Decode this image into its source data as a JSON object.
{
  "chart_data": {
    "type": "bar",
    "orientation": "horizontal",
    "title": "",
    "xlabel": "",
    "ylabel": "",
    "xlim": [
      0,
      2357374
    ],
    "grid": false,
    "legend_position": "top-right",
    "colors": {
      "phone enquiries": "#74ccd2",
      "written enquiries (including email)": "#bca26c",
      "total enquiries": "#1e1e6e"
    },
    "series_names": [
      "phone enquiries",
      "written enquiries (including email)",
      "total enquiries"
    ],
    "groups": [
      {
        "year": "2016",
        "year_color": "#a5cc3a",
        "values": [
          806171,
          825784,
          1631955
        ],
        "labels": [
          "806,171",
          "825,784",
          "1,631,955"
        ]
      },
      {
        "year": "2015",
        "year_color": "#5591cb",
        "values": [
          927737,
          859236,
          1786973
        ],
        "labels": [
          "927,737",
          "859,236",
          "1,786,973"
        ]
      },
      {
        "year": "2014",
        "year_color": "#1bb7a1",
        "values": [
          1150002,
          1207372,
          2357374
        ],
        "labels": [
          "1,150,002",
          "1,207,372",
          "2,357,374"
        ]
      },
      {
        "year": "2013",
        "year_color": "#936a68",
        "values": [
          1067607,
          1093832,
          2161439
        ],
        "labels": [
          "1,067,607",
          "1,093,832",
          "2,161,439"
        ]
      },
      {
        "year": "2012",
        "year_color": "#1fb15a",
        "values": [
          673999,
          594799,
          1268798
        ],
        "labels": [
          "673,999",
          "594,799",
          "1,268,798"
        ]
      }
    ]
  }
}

[SET TASK]:
Using the listing above, gather each line that holds the string "phone" and copy it.

[RESPONSE BELOW]:
      "phone enquiries": "#74ccd2",
      "phone enquiries",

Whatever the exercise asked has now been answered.